--- Records provided ---

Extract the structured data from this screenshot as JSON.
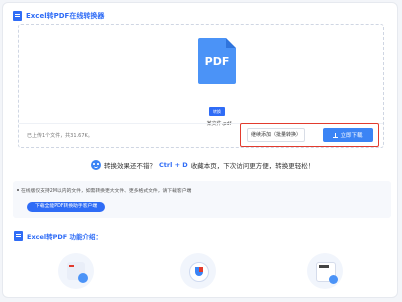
{
  "header": {
    "title": "Excel转PDF在线转换器",
    "icon": "document-icon"
  },
  "upload": {
    "file_icon_label": "PDF",
    "file_badge": "转换",
    "file_name": "某文件.pdf",
    "status": "已上传1个文件，共31.67K。",
    "save_button": "继续添加（批量转换）",
    "download_button": "立即下载",
    "highlight_color": "#e23b2e"
  },
  "rating": {
    "before": "转换效果还不错？",
    "shortcut": "Ctrl + D",
    "after": "收藏本页，下次访问更方便，转换更轻松！"
  },
  "notice": {
    "text": "在线版仅支持2M以内的文件，如需转换更大文件、更多格式文件，请下载客户端",
    "button": "下载全能PDF转换助手客户端"
  },
  "intro": {
    "title": "Excel转PDF 功能介绍："
  },
  "colors": {
    "accent": "#2f6cf6",
    "primary_button": "#3b84f5"
  }
}
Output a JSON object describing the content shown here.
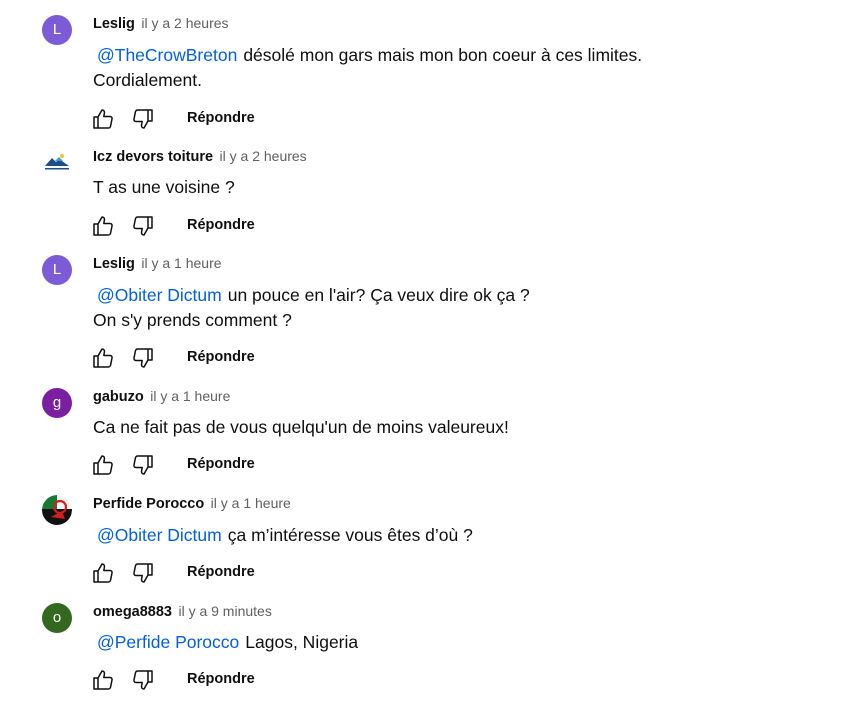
{
  "reply_label": "Répondre",
  "comments": [
    {
      "avatar_letter": "L",
      "avatar_color": "#7c5bd6",
      "author": "Leslig",
      "time": "il y a 2 heures",
      "mention": "@TheCrowBreton",
      "line1": "désolé mon gars mais mon bon coeur à ces limites.",
      "line2": "Cordialement."
    },
    {
      "avatar_letter": "",
      "avatar_color": "#ffffff",
      "author": "Icz devors toiture",
      "time": "il y a 2 heures",
      "mention": "",
      "line1": "T as une voisine ?",
      "line2": ""
    },
    {
      "avatar_letter": "L",
      "avatar_color": "#7c5bd6",
      "author": "Leslig",
      "time": "il y a 1 heure",
      "mention": "@Obiter Dictum",
      "line1": "un pouce en l'air? Ça veux dire ok ça ?",
      "line2": "On s'y prends comment ?"
    },
    {
      "avatar_letter": "g",
      "avatar_color": "#7b1fa2",
      "author": "gabuzo",
      "time": "il y a 1 heure",
      "mention": "",
      "line1": "Ca ne fait pas de vous quelqu'un de moins valeureux!",
      "line2": ""
    },
    {
      "avatar_letter": "",
      "avatar_color": "#ffffff",
      "author": "Perfide Porocco",
      "time": "il y a 1 heure",
      "mention": "@Obiter Dictum",
      "line1": "ça m’intéresse vous êtes d’où ?",
      "line2": ""
    },
    {
      "avatar_letter": "o",
      "avatar_color": "#33691e",
      "author": "omega8883",
      "time": "il y a 9 minutes",
      "mention": "@Perfide Porocco",
      "line1": "Lagos, Nigeria",
      "line2": ""
    }
  ]
}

--- Task details ---
For the data above, state only how many lines include the word "Porocco".

--- Response ---
2